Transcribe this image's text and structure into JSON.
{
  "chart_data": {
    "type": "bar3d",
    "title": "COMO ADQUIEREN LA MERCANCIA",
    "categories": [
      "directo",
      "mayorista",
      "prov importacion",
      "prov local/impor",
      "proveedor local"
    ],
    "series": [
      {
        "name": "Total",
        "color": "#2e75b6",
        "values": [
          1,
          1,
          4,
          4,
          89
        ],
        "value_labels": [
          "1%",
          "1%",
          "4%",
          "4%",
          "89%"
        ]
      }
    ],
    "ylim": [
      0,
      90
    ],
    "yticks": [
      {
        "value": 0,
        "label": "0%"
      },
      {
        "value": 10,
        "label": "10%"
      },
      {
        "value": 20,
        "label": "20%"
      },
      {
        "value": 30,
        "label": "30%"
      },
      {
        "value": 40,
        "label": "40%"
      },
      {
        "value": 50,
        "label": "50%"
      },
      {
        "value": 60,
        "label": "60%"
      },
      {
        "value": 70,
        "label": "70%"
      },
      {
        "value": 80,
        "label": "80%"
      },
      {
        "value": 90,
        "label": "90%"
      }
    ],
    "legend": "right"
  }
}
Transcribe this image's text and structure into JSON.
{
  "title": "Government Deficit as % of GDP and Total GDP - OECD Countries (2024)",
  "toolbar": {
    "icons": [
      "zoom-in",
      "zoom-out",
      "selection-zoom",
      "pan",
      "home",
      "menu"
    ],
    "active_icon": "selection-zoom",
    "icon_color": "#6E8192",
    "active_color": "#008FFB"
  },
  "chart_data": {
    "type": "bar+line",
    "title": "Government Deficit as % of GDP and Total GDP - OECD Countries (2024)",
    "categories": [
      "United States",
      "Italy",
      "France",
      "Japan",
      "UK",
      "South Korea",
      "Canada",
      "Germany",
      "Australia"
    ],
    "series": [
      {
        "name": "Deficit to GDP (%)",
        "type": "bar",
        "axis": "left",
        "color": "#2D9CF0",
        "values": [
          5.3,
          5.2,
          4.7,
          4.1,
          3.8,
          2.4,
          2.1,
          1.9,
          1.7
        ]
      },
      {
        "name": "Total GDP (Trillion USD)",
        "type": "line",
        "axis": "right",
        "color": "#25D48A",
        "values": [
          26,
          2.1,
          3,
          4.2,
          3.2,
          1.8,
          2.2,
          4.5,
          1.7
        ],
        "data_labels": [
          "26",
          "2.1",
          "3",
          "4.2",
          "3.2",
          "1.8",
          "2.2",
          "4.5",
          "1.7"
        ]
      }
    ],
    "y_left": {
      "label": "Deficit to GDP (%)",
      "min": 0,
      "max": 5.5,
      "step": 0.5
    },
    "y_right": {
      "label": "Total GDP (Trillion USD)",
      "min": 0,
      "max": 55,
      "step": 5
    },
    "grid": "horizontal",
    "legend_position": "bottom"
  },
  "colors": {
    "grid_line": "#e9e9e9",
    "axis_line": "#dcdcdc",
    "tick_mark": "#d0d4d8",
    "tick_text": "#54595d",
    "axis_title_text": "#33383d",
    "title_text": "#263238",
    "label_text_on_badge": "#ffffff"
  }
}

:::::

STATED GOAL
Write out each line of the data above again, exactly as given.

EXERCISE ANSWER
Transcribe this image's text and structure into JSON.
{
  "chart_data": {
    "type": "bar3d",
    "title": "COMO ADQUIEREN LA MERCANCIA",
    "categories": [
      "directo",
      "mayorista",
      "prov importacion",
      "prov local/impor",
      "proveedor local"
    ],
    "series": [
      {
        "name": "Total",
        "color": "#2e75b6",
        "values": [
          1,
          1,
          4,
          4,
          89
        ],
        "value_labels": [
          "1%",
          "1%",
          "4%",
          "4%",
          "89%"
        ]
      }
    ],
    "ylim": [
      0,
      90
    ],
    "yticks": [
      {
        "value": 0,
        "label": "0%"
      },
      {
        "value": 10,
        "label": "10%"
      },
      {
        "value": 20,
        "label": "20%"
      },
      {
        "value": 30,
        "label": "30%"
      },
      {
        "value": 40,
        "label": "40%"
      },
      {
        "value": 50,
        "label": "50%"
      },
      {
        "value": 60,
        "label": "60%"
      },
      {
        "value": 70,
        "label": "70%"
      },
      {
        "value": 80,
        "label": "80%"
      },
      {
        "value": 90,
        "label": "90%"
      }
    ],
    "legend": "right"
  }
}
Transcribe this image's text and structure into JSON.
{
  "title": "Government Deficit as % of GDP and Total GDP - OECD Countries (2024)",
  "toolbar": {
    "icons": [
      "zoom-in",
      "zoom-out",
      "selection-zoom",
      "pan",
      "home",
      "menu"
    ],
    "active_icon": "selection-zoom",
    "icon_color": "#6E8192",
    "active_color": "#008FFB"
  },
  "chart_data": {
    "type": "bar+line",
    "title": "Government Deficit as % of GDP and Total GDP - OECD Countries (2024)",
    "categories": [
      "United States",
      "Italy",
      "France",
      "Japan",
      "UK",
      "South Korea",
      "Canada",
      "Germany",
      "Australia"
    ],
    "series": [
      {
        "name": "Deficit to GDP (%)",
        "type": "bar",
        "axis": "left",
        "color": "#2D9CF0",
        "values": [
          5.3,
          5.2,
          4.7,
          4.1,
          3.8,
          2.4,
          2.1,
          1.9,
          1.7
        ]
      },
      {
        "name": "Total GDP (Trillion USD)",
        "type": "line",
        "axis": "right",
        "color": "#25D48A",
        "values": [
          26,
          2.1,
          3,
          4.2,
          3.2,
          1.8,
          2.2,
          4.5,
          1.7
        ],
        "data_labels": [
          "26",
          "2.1",
          "3",
          "4.2",
          "3.2",
          "1.8",
          "2.2",
          "4.5",
          "1.7"
        ]
      }
    ],
    "y_left": {
      "label": "Deficit to GDP (%)",
      "min": 0,
      "max": 5.5,
      "step": 0.5
    },
    "y_right": {
      "label": "Total GDP (Trillion USD)",
      "min": 0,
      "max": 55,
      "step": 5
    },
    "grid": "horizontal",
    "legend_position": "bottom"
  },
  "colors": {
    "grid_line": "#e9e9e9",
    "axis_line": "#dcdcdc",
    "tick_mark": "#d0d4d8",
    "tick_text": "#54595d",
    "axis_title_text": "#33383d",
    "title_text": "#263238",
    "label_text_on_badge": "#ffffff"
  }
}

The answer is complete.